* [ACTION ITEM]: Give the count of lines in the records below that contain "release", with no other words.

Dataset rows about figures
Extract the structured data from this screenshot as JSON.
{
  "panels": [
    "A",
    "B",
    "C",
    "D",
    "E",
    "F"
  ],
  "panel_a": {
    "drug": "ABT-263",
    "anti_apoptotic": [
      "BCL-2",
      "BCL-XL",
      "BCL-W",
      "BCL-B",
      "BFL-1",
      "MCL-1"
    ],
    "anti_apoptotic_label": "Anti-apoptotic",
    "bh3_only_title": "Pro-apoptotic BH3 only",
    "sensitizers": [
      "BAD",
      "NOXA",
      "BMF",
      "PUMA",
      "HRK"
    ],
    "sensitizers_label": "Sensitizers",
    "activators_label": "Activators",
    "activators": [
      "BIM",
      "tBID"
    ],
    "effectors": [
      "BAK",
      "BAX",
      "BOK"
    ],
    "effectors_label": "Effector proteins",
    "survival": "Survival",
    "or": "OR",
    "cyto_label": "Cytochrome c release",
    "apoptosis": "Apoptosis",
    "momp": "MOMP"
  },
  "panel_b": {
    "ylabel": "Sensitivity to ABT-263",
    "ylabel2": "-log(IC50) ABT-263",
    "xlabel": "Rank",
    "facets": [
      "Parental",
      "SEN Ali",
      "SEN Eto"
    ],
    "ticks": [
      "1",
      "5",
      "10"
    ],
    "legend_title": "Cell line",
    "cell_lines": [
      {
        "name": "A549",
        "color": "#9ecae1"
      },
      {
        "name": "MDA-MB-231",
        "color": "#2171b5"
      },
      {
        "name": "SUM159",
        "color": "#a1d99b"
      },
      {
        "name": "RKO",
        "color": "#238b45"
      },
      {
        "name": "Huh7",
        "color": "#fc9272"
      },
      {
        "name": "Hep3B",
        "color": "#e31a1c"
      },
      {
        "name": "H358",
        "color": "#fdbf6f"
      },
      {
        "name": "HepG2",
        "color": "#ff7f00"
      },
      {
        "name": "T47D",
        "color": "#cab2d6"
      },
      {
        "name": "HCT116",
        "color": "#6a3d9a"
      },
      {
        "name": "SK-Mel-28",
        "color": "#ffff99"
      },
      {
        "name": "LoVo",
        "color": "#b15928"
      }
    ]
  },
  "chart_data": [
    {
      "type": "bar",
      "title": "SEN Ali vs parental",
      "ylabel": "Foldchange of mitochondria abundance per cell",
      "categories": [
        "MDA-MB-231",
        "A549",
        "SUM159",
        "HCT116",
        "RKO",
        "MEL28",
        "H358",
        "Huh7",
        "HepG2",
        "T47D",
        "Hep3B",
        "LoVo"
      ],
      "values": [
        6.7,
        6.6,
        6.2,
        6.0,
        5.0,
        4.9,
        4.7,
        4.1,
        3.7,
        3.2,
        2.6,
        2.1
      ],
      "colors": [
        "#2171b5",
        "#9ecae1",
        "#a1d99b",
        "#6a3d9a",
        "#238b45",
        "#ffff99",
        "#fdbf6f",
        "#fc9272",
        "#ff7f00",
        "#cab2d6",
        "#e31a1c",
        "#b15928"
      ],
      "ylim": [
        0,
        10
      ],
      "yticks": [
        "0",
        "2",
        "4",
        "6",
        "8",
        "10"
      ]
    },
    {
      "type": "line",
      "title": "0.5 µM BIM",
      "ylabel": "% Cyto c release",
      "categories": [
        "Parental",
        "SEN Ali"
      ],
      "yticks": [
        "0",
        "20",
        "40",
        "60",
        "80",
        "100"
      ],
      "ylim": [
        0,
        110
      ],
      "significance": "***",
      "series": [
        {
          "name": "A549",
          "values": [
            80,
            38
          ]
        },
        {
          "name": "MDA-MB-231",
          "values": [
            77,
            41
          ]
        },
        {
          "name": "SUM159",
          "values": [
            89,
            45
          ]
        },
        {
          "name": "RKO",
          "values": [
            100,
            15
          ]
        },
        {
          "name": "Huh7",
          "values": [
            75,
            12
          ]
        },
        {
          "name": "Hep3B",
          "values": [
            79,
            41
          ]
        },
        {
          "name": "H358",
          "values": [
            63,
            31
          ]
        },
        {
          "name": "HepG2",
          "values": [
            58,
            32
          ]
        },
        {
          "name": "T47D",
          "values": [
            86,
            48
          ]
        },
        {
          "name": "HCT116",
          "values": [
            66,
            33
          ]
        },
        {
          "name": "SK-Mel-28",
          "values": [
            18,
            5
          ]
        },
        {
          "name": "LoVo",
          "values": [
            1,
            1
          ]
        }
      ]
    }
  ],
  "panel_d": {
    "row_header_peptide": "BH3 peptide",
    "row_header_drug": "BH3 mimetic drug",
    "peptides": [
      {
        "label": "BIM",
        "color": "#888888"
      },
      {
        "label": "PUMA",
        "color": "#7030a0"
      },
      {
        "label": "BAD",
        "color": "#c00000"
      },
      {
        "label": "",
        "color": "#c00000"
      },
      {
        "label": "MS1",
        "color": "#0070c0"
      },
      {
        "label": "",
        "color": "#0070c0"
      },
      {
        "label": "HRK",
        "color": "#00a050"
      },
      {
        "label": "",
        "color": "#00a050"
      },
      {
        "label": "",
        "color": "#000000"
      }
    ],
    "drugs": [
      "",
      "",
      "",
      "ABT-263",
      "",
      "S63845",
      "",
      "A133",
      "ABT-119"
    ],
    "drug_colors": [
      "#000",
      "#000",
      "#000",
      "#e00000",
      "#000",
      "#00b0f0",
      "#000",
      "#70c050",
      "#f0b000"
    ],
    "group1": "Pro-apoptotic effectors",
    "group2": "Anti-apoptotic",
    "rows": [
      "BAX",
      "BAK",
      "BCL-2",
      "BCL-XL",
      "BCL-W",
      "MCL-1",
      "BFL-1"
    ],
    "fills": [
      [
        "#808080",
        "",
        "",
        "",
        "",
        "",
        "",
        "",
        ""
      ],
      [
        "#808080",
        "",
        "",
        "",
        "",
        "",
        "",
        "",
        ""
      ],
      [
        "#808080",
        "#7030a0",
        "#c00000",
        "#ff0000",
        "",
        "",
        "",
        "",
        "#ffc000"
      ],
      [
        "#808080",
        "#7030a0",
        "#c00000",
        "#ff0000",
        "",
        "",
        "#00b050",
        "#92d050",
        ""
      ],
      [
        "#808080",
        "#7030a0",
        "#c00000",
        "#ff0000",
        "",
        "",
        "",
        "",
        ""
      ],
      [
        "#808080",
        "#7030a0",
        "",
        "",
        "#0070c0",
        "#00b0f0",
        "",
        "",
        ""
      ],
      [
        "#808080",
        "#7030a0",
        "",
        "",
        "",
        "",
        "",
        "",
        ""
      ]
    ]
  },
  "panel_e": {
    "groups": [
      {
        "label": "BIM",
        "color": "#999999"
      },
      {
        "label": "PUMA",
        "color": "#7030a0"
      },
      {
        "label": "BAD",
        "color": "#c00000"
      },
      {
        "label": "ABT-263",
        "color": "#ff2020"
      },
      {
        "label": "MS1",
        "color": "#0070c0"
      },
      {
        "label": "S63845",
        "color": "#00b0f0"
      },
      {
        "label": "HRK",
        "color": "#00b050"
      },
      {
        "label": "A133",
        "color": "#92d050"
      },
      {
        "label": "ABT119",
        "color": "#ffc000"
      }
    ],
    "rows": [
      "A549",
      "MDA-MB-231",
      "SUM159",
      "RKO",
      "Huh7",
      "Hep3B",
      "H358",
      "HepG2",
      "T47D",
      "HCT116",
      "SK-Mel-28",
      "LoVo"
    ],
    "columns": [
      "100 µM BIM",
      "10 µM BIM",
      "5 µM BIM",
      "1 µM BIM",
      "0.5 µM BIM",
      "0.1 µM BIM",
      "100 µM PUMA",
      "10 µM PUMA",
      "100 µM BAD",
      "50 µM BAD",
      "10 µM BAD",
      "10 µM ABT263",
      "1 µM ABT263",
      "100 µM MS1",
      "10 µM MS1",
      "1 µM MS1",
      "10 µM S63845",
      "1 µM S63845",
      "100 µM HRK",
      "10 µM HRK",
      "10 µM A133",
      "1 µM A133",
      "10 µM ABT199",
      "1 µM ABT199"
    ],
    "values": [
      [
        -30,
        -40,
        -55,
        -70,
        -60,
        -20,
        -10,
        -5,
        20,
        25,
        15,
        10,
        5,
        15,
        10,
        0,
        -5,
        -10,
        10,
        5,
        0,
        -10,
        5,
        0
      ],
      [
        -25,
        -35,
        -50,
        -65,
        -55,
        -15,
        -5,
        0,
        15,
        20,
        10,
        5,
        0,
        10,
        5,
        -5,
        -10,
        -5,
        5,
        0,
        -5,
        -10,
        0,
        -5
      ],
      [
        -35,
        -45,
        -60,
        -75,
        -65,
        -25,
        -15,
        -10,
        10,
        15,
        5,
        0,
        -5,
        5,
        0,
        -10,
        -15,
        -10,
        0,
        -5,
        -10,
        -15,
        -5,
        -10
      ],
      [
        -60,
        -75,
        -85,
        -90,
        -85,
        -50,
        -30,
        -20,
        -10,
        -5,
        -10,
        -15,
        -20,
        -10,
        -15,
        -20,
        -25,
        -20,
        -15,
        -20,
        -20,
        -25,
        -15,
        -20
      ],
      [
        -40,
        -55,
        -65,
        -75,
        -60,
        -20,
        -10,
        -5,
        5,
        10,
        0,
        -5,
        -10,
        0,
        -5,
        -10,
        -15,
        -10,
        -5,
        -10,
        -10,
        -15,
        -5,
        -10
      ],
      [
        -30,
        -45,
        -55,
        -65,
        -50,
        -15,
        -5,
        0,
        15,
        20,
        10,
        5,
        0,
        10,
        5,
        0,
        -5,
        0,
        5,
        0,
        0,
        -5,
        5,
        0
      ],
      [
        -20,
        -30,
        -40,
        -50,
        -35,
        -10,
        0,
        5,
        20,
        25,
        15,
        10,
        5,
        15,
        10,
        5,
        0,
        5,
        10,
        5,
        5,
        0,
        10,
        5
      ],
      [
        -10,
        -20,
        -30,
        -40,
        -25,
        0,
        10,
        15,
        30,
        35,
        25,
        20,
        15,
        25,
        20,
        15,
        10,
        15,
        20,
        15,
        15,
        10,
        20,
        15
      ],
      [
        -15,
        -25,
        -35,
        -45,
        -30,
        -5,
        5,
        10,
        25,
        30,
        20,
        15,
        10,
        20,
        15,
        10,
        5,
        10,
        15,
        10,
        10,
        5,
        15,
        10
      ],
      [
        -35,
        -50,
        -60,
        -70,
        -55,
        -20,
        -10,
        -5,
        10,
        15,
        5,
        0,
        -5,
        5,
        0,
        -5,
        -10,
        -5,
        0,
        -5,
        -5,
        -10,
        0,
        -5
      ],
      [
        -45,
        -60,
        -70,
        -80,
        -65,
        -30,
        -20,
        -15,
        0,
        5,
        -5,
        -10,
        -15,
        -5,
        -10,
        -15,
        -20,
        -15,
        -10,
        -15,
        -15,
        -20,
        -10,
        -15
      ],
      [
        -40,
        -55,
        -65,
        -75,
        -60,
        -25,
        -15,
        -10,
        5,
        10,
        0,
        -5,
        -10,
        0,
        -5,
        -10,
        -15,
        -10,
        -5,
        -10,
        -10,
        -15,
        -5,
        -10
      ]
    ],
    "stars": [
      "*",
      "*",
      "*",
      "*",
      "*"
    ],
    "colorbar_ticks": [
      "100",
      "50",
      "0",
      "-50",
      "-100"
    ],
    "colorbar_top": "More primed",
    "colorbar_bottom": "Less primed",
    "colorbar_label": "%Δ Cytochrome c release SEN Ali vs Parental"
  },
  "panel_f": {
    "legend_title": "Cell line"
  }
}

* [COMPLETED TASK]: 3